* start Records for the exercise *

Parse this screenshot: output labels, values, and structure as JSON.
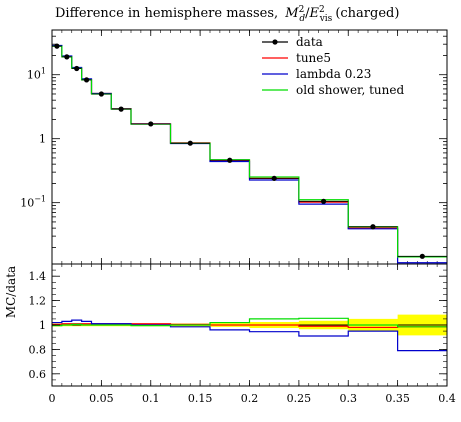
{
  "chart_data": [
    {
      "type": "line",
      "title": "Difference in hemisphere masses, M_d^2/E_vis^2 (charged)",
      "title_parts": {
        "text": "Difference in hemisphere masses,",
        "M": "M",
        "sup": "2",
        "sub": "d",
        "slash": "/",
        "E": "E",
        "Esup": "2",
        "Esub": "vis",
        "suffix": "(charged)"
      },
      "xlabel": "",
      "ylabel": "",
      "xlim": [
        0,
        0.4
      ],
      "ylim": [
        0.011,
        50
      ],
      "yscale": "log",
      "yticks": [
        {
          "value": 10,
          "label": "10",
          "sup": "1"
        },
        {
          "value": 1,
          "label": "1",
          "sup": ""
        },
        {
          "value": 0.1,
          "label": "10",
          "sup": "−1"
        }
      ],
      "bin_edges": [
        0,
        0.01,
        0.02,
        0.03,
        0.04,
        0.06,
        0.08,
        0.12,
        0.16,
        0.2,
        0.25,
        0.3,
        0.35,
        0.4
      ],
      "legend_position": "top-right",
      "series": [
        {
          "name": "data",
          "color": "#000000",
          "style": "points",
          "values": [
            28,
            19,
            12.5,
            8.3,
            5.0,
            2.9,
            1.7,
            0.85,
            0.46,
            0.24,
            0.105,
            0.042,
            0.0145
          ]
        },
        {
          "name": "tune5",
          "color": "#ff0000",
          "style": "step",
          "values": [
            28.2,
            19.1,
            12.7,
            8.4,
            5.1,
            2.95,
            1.71,
            0.86,
            0.46,
            0.24,
            0.102,
            0.04,
            0.0143
          ]
        },
        {
          "name": "lambda 0.23",
          "color": "#0000cc",
          "style": "step",
          "values": [
            28.6,
            19.6,
            13.0,
            8.6,
            5.1,
            2.93,
            1.7,
            0.84,
            0.44,
            0.226,
            0.095,
            0.039,
            0.0115
          ]
        },
        {
          "name": "old shower, tuned",
          "color": "#00dd00",
          "style": "step",
          "values": [
            27.8,
            19.0,
            12.6,
            8.3,
            5.0,
            2.9,
            1.69,
            0.85,
            0.47,
            0.252,
            0.111,
            0.042,
            0.0142
          ]
        }
      ]
    },
    {
      "type": "line",
      "title": "",
      "xlabel": "",
      "ylabel": "MC/data",
      "xlim": [
        0,
        0.4
      ],
      "ylim": [
        0.5,
        1.5
      ],
      "xticks": [
        {
          "value": 0,
          "label": "0"
        },
        {
          "value": 0.05,
          "label": "0.05"
        },
        {
          "value": 0.1,
          "label": "0.1"
        },
        {
          "value": 0.15,
          "label": "0.15"
        },
        {
          "value": 0.2,
          "label": "0.2"
        },
        {
          "value": 0.25,
          "label": "0.25"
        },
        {
          "value": 0.3,
          "label": "0.3"
        },
        {
          "value": 0.35,
          "label": "0.35"
        },
        {
          "value": 0.4,
          "label": "0.4"
        }
      ],
      "yticks": [
        {
          "value": 0.6,
          "label": "0.6"
        },
        {
          "value": 0.8,
          "label": "0.8"
        },
        {
          "value": 1.0,
          "label": "1"
        },
        {
          "value": 1.2,
          "label": "1.2"
        },
        {
          "value": 1.4,
          "label": "1.4"
        }
      ],
      "bin_edges": [
        0,
        0.01,
        0.02,
        0.03,
        0.04,
        0.06,
        0.08,
        0.12,
        0.16,
        0.2,
        0.25,
        0.3,
        0.35,
        0.4
      ],
      "uncertainty_band": {
        "color": "#ffff00",
        "half_width": [
          0.012,
          0.01,
          0.01,
          0.01,
          0.01,
          0.01,
          0.01,
          0.012,
          0.015,
          0.025,
          0.035,
          0.05,
          0.085
        ]
      },
      "series": [
        {
          "name": "tune5",
          "color": "#ff0000",
          "values": [
            1.005,
            1.01,
            1.01,
            1.01,
            1.01,
            1.01,
            1.01,
            1.005,
            1.0,
            1.0,
            0.99,
            0.98,
            0.985
          ]
        },
        {
          "name": "lambda 0.23",
          "color": "#0000cc",
          "values": [
            1.02,
            1.03,
            1.04,
            1.03,
            1.01,
            1.01,
            1.0,
            0.985,
            0.96,
            0.945,
            0.91,
            0.95,
            0.79
          ]
        },
        {
          "name": "old shower, tuned",
          "color": "#00dd00",
          "values": [
            0.995,
            1.0,
            1.005,
            1.0,
            1.0,
            1.0,
            0.995,
            1.0,
            1.02,
            1.05,
            1.055,
            1.0,
            0.985
          ]
        }
      ]
    }
  ]
}
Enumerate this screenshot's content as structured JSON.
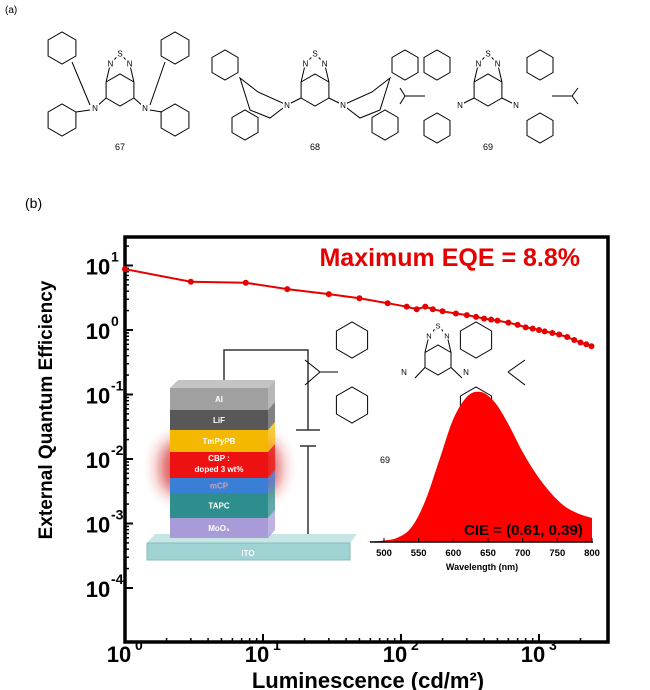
{
  "panel_labels": {
    "a": "(a)",
    "b": "(b)"
  },
  "molecules": [
    {
      "label": "67"
    },
    {
      "label": "68"
    },
    {
      "label": "69"
    }
  ],
  "atom_labels": {
    "S": "S",
    "N": "N"
  },
  "inset_molecule_label": "69",
  "annotation": "Maximum EQE = 8.8%",
  "cie": "CIE = (0.61, 0.39)",
  "device_layers": [
    "Al",
    "LiF",
    "TmPyPB",
    "CBP :",
    "doped 3 wt%",
    "mCP",
    "TAPC",
    "MoO₃",
    "ITO"
  ],
  "colors": {
    "series": "#e60000",
    "spectrum": "#ff0000"
  },
  "chart_data": [
    {
      "type": "line",
      "title": "",
      "xlabel": "Luminescence (cd/m²)",
      "ylabel": "External Quantum Efficiency",
      "xscale": "log",
      "yscale": "log",
      "xlim": [
        1,
        2400
      ],
      "ylim": [
        0.0001,
        20
      ],
      "xticks": [
        {
          "v": 1,
          "label": "10",
          "exp": "0"
        },
        {
          "v": 10,
          "label": "10",
          "exp": "1"
        },
        {
          "v": 100,
          "label": "10",
          "exp": "2"
        },
        {
          "v": 1000,
          "label": "10",
          "exp": "3"
        }
      ],
      "yticks": [
        {
          "v": 10,
          "label": "10",
          "exp": "1"
        },
        {
          "v": 1,
          "label": "10",
          "exp": "0"
        },
        {
          "v": 0.1,
          "label": "10",
          "exp": "-1"
        },
        {
          "v": 0.01,
          "label": "10",
          "exp": "-2"
        },
        {
          "v": 0.001,
          "label": "10",
          "exp": "-3"
        },
        {
          "v": 0.0001,
          "label": "10",
          "exp": "-4"
        }
      ],
      "series": [
        {
          "name": "EQE",
          "points": [
            [
              1,
              8.8
            ],
            [
              3,
              5.6
            ],
            [
              7.5,
              5.4
            ],
            [
              15,
              4.3
            ],
            [
              30,
              3.6
            ],
            [
              50,
              3.1
            ],
            [
              80,
              2.6
            ],
            [
              110,
              2.3
            ],
            [
              130,
              2.1
            ],
            [
              150,
              2.3
            ],
            [
              170,
              2.1
            ],
            [
              200,
              1.95
            ],
            [
              250,
              1.8
            ],
            [
              300,
              1.7
            ],
            [
              350,
              1.6
            ],
            [
              400,
              1.5
            ],
            [
              450,
              1.45
            ],
            [
              500,
              1.4
            ],
            [
              600,
              1.3
            ],
            [
              700,
              1.2
            ],
            [
              800,
              1.1
            ],
            [
              900,
              1.05
            ],
            [
              1000,
              1.0
            ],
            [
              1100,
              0.95
            ],
            [
              1250,
              0.9
            ],
            [
              1400,
              0.85
            ],
            [
              1600,
              0.78
            ],
            [
              1800,
              0.7
            ],
            [
              2000,
              0.64
            ],
            [
              2200,
              0.6
            ],
            [
              2400,
              0.56
            ]
          ]
        }
      ]
    },
    {
      "type": "area",
      "title": "",
      "xlabel": "Wavelength (nm)",
      "ylabel": "",
      "xlim": [
        475,
        800
      ],
      "xticks": [
        500,
        550,
        600,
        650,
        700,
        750,
        800
      ],
      "series": [
        {
          "name": "EL spectrum",
          "x": [
            475,
            500,
            520,
            540,
            560,
            580,
            600,
            620,
            640,
            660,
            680,
            700,
            720,
            740,
            760,
            780,
            800
          ],
          "y": [
            0,
            0.01,
            0.03,
            0.1,
            0.28,
            0.55,
            0.82,
            0.97,
            1.0,
            0.93,
            0.78,
            0.6,
            0.45,
            0.33,
            0.24,
            0.19,
            0.16
          ]
        }
      ]
    }
  ]
}
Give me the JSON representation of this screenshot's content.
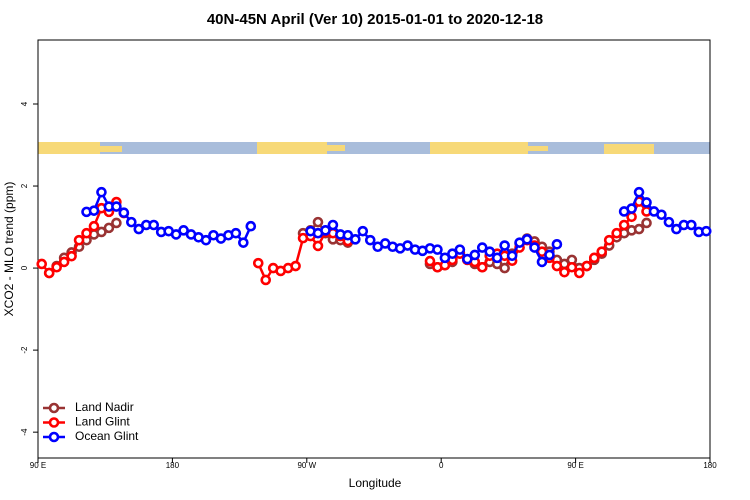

* end Records for the exercise *

Exercise task
Reproduce each line of the material containing the word "charged".

Solution for this exercise
      "title": "Difference in hemisphere masses, M_d^2/E_vis^2 (charged)",
        "suffix": "(charged)"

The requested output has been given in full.